[CHALLENGE]
Go through the material and write it all out exactly, minus the pictures.

[Stored data]
· · · · · · ·

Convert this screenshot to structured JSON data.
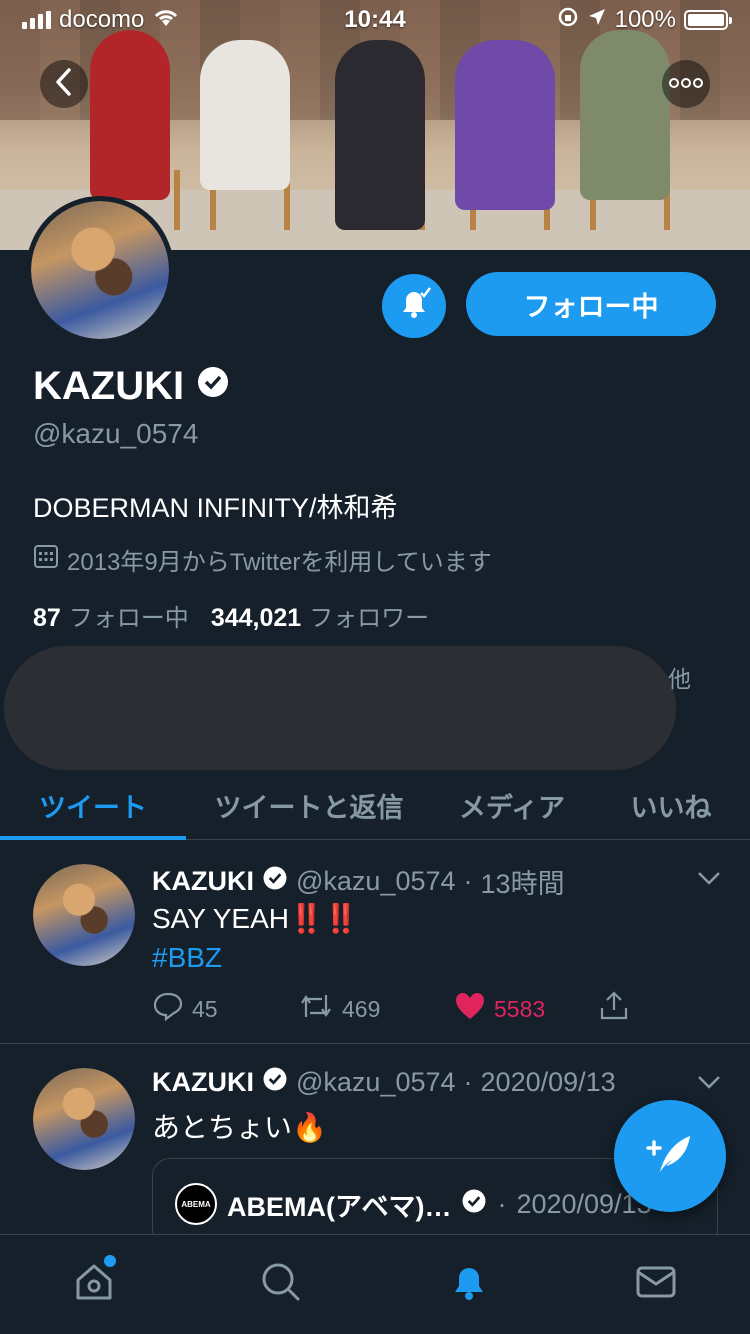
{
  "status_bar": {
    "carrier": "docomo",
    "time": "10:44",
    "battery": "100%"
  },
  "profile": {
    "name": "KAZUKI",
    "handle": "@kazu_0574",
    "bio": "DOBERMAN INFINITY/林和希",
    "joined": "2013年9月からTwitterを利用しています",
    "following_count": "87",
    "following_label": "フォロー中",
    "followers_count": "344,021",
    "followers_label": "フォロワー",
    "follow_button": "フォロー中",
    "followed_by_other": "他"
  },
  "tabs": [
    {
      "label": "ツイート",
      "active": true
    },
    {
      "label": "ツイートと返信",
      "active": false
    },
    {
      "label": "メディア",
      "active": false
    },
    {
      "label": "いいね",
      "active": false
    }
  ],
  "tweets": [
    {
      "name": "KAZUKI",
      "handle": "@kazu_0574",
      "time": "13時間",
      "text": "SAY YEAH‼️‼️",
      "hashtag": "#BBZ",
      "replies": "45",
      "retweets": "469",
      "likes": "5583",
      "liked": true
    },
    {
      "name": "KAZUKI",
      "handle": "@kazu_0574",
      "time": "2020/09/13",
      "text": "あとちょい🔥",
      "quote": {
        "name": "ABEMA(アベマ)…",
        "time": "2020/09/13",
        "avatar_text": "ABEMA"
      }
    }
  ],
  "colors": {
    "background": "#15202b",
    "accent": "#1d9bf0",
    "muted": "#8899a6",
    "like": "#e0245e",
    "divider": "#38444d"
  },
  "icons": {
    "back": "chevron-left-icon",
    "more": "more-icon",
    "bell": "bell-check-icon",
    "verified": "verified-badge-icon",
    "calendar": "calendar-icon",
    "compose": "compose-tweet-icon",
    "nav": [
      "home-icon",
      "search-icon",
      "notifications-icon",
      "messages-icon"
    ]
  }
}
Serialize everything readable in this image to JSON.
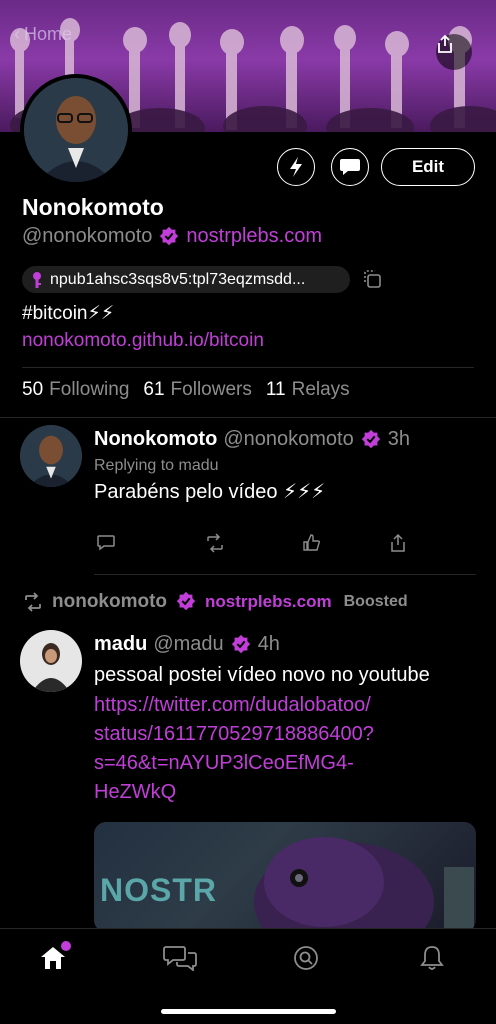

· · · · · · ·

[TASK RESPONSE]
Convert this screenshot to structured JSON data.
{
  "status_bar": {
    "carrier": "docomo",
    "time": "10:44",
    "battery": "100%"
  },
  "profile": {
    "name": "KAZUKI",
    "handle": "@kazu_0574",
    "bio": "DOBERMAN INFINITY/林和希",
    "joined": "2013年9月からTwitterを利用しています",
    "following_count": "87",
    "following_label": "フォロー中",
    "followers_count": "344,021",
    "followers_label": "フォロワー",
    "follow_button": "フォロー中",
    "followed_by_other": "他"
  },
  "tabs": [
    {
      "label": "ツイート",
      "active": true
    },
    {
      "label": "ツイートと返信",
      "active": false
    },
    {
      "label": "メディア",
      "active": false
    },
    {
      "label": "いいね",
      "active": false
    }
  ],
  "tweets": [
    {
      "name": "KAZUKI",
      "handle": "@kazu_0574",
      "time": "13時間",
      "text": "SAY YEAH‼️‼️",
      "hashtag": "#BBZ",
      "replies": "45",
      "retweets": "469",
      "likes": "5583",
      "liked": true
    },
    {
      "name": "KAZUKI",
      "handle": "@kazu_0574",
      "time": "2020/09/13",
      "text": "あとちょい🔥",
      "quote": {
        "name": "ABEMA(アベマ)…",
        "time": "2020/09/13",
        "avatar_text": "ABEMA"
      }
    }
  ],
  "colors": {
    "background": "#15202b",
    "accent": "#1d9bf0",
    "muted": "#8899a6",
    "like": "#e0245e",
    "divider": "#38444d"
  },
  "icons": {
    "back": "chevron-left-icon",
    "more": "more-icon",
    "bell": "bell-check-icon",
    "verified": "verified-badge-icon",
    "calendar": "calendar-icon",
    "compose": "compose-tweet-icon",
    "nav": [
      "home-icon",
      "search-icon",
      "notifications-icon",
      "messages-icon"
    ]
  }
}
Serialize everything readable in this image to JSON.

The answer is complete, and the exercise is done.